> _STATED GOAL_:
Below is the data. Give it again, complete and exact.

> _DATA SHOWN_:
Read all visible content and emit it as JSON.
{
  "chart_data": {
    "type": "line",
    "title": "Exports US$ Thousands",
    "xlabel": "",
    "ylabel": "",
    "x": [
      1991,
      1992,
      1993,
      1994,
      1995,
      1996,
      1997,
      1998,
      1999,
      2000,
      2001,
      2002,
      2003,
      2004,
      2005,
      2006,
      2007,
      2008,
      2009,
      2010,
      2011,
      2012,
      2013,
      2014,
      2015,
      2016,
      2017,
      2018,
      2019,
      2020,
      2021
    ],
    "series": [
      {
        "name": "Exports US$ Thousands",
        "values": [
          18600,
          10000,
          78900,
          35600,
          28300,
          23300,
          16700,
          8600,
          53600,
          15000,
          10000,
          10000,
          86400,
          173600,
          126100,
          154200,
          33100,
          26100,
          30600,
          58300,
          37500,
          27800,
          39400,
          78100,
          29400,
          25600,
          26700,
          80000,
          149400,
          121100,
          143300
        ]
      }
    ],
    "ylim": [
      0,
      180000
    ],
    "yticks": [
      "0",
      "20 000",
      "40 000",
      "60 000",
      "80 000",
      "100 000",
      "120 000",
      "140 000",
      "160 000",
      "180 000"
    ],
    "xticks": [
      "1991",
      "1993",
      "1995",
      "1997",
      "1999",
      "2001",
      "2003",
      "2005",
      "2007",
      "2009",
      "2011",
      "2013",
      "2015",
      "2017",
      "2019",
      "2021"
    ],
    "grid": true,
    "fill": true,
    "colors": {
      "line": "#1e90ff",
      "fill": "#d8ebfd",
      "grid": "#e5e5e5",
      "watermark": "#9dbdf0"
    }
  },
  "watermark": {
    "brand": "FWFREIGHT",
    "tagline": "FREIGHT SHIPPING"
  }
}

> _ANSWER TO THIS EXERCISE_:
Read all visible content and emit it as JSON.
{
  "chart_data": {
    "type": "line",
    "title": "Exports US$ Thousands",
    "xlabel": "",
    "ylabel": "",
    "x": [
      1991,
      1992,
      1993,
      1994,
      1995,
      1996,
      1997,
      1998,
      1999,
      2000,
      2001,
      2002,
      2003,
      2004,
      2005,
      2006,
      2007,
      2008,
      2009,
      2010,
      2011,
      2012,
      2013,
      2014,
      2015,
      2016,
      2017,
      2018,
      2019,
      2020,
      2021
    ],
    "series": [
      {
        "name": "Exports US$ Thousands",
        "values": [
          18600,
          10000,
          78900,
          35600,
          28300,
          23300,
          16700,
          8600,
          53600,
          15000,
          10000,
          10000,
          86400,
          173600,
          126100,
          154200,
          33100,
          26100,
          30600,
          58300,
          37500,
          27800,
          39400,
          78100,
          29400,
          25600,
          26700,
          80000,
          149400,
          121100,
          143300
        ]
      }
    ],
    "ylim": [
      0,
      180000
    ],
    "yticks": [
      "0",
      "20 000",
      "40 000",
      "60 000",
      "80 000",
      "100 000",
      "120 000",
      "140 000",
      "160 000",
      "180 000"
    ],
    "xticks": [
      "1991",
      "1993",
      "1995",
      "1997",
      "1999",
      "2001",
      "2003",
      "2005",
      "2007",
      "2009",
      "2011",
      "2013",
      "2015",
      "2017",
      "2019",
      "2021"
    ],
    "grid": true,
    "fill": true,
    "colors": {
      "line": "#1e90ff",
      "fill": "#d8ebfd",
      "grid": "#e5e5e5",
      "watermark": "#9dbdf0"
    }
  },
  "watermark": {
    "brand": "FWFREIGHT",
    "tagline": "FREIGHT SHIPPING"
  }
}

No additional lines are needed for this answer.